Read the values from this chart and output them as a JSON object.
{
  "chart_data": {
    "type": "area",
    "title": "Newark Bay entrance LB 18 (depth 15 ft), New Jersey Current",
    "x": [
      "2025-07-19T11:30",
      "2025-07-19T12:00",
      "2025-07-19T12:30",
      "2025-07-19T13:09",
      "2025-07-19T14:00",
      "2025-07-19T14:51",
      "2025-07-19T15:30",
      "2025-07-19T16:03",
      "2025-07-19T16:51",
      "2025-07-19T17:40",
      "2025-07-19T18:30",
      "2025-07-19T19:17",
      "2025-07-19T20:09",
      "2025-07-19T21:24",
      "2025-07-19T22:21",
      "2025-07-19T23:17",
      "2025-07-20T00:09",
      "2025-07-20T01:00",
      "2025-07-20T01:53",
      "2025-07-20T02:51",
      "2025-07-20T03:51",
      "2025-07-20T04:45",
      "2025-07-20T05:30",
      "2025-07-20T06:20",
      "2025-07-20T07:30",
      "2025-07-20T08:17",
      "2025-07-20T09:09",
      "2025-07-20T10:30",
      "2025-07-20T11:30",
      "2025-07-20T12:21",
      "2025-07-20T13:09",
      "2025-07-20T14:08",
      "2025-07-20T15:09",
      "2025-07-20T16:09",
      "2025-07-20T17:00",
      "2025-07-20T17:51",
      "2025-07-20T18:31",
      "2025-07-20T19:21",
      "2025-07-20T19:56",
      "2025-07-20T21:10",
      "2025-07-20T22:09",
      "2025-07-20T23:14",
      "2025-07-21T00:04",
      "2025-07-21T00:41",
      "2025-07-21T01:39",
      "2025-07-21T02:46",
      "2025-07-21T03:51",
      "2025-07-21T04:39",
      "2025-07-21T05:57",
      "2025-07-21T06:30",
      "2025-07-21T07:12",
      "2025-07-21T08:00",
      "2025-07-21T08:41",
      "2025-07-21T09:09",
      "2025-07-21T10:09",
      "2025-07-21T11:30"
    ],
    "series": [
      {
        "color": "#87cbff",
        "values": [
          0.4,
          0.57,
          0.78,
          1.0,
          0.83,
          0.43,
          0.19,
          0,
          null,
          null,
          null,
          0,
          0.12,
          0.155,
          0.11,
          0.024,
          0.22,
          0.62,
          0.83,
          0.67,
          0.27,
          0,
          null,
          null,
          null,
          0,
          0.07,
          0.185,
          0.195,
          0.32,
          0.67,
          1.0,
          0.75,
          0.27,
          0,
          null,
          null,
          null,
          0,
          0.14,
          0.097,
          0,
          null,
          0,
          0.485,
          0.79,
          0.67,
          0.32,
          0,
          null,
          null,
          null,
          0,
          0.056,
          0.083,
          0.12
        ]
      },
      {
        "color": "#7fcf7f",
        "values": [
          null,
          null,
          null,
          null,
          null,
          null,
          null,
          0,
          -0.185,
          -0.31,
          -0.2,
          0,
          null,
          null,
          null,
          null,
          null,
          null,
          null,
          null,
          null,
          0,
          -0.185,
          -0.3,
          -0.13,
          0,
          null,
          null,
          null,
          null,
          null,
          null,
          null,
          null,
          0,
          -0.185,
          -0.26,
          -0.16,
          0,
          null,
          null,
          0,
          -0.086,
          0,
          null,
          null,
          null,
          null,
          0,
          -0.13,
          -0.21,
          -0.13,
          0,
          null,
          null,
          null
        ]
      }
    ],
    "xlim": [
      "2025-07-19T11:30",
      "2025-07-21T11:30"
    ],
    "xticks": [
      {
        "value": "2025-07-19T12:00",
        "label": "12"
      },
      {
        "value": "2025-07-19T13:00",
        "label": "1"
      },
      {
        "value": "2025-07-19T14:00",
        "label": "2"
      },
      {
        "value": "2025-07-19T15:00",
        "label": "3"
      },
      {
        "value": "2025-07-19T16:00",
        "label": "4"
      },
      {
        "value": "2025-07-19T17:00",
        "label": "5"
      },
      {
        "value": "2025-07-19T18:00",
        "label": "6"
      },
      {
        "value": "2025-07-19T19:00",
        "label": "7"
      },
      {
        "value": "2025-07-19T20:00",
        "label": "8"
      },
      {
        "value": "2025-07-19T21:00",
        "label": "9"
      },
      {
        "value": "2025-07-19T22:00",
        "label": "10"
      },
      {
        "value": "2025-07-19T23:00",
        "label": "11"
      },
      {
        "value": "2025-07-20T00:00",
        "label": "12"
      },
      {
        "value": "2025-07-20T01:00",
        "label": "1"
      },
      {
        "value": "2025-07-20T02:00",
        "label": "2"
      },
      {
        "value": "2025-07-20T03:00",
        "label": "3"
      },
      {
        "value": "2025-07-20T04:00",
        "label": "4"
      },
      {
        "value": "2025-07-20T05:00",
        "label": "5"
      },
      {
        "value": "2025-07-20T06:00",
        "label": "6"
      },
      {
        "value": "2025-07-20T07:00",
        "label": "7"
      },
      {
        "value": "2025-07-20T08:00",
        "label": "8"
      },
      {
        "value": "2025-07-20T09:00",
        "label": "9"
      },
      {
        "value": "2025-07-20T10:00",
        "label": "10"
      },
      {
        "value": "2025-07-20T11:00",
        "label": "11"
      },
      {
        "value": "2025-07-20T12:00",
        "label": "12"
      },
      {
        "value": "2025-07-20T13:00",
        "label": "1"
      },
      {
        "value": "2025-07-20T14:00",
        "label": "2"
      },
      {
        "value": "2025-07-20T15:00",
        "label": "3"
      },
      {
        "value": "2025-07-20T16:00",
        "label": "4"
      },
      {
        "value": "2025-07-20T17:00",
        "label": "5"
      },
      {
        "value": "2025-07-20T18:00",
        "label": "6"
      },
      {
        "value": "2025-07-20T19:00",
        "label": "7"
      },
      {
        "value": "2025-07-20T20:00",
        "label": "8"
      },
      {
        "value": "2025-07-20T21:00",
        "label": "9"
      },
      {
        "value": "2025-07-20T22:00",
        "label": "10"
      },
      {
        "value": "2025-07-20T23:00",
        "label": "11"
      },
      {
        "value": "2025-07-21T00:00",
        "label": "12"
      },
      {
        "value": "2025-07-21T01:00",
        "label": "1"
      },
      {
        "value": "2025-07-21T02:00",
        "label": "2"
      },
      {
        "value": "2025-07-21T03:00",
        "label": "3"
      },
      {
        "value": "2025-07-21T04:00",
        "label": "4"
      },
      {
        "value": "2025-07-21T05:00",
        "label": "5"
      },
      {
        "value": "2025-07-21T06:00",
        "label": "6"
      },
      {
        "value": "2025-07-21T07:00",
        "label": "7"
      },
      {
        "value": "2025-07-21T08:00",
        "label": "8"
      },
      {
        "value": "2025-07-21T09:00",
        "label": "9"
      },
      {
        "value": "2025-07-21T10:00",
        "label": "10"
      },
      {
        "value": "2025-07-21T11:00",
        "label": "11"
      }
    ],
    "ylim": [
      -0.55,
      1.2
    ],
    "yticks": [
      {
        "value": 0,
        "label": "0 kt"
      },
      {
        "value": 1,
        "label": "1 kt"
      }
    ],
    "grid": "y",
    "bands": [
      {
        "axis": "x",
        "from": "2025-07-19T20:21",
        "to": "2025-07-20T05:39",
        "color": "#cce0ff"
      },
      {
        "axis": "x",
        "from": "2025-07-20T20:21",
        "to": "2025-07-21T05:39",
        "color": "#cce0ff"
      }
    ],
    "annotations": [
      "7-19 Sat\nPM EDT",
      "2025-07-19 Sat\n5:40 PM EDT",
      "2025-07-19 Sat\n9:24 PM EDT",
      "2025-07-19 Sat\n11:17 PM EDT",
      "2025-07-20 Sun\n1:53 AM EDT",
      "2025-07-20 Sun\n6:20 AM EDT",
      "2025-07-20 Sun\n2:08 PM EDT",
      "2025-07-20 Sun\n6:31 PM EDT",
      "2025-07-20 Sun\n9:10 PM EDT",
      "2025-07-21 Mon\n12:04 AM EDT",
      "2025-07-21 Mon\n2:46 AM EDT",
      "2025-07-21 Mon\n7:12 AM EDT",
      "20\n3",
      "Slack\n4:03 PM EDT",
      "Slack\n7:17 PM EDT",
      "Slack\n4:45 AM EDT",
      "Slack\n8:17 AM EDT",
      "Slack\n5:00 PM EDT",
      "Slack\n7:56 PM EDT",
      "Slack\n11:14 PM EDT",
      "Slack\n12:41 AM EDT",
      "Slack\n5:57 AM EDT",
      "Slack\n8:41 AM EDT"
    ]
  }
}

__Problem statement__: Copy every line above that holds the word "Slack".

__The response__:
      "Slack\n4:03 PM EDT",
      "Slack\n7:17 PM EDT",
      "Slack\n4:45 AM EDT",
      "Slack\n8:17 AM EDT",
      "Slack\n5:00 PM EDT",
      "Slack\n7:56 PM EDT",
      "Slack\n11:14 PM EDT",
      "Slack\n12:41 AM EDT",
      "Slack\n5:57 AM EDT",
      "Slack\n8:41 AM EDT"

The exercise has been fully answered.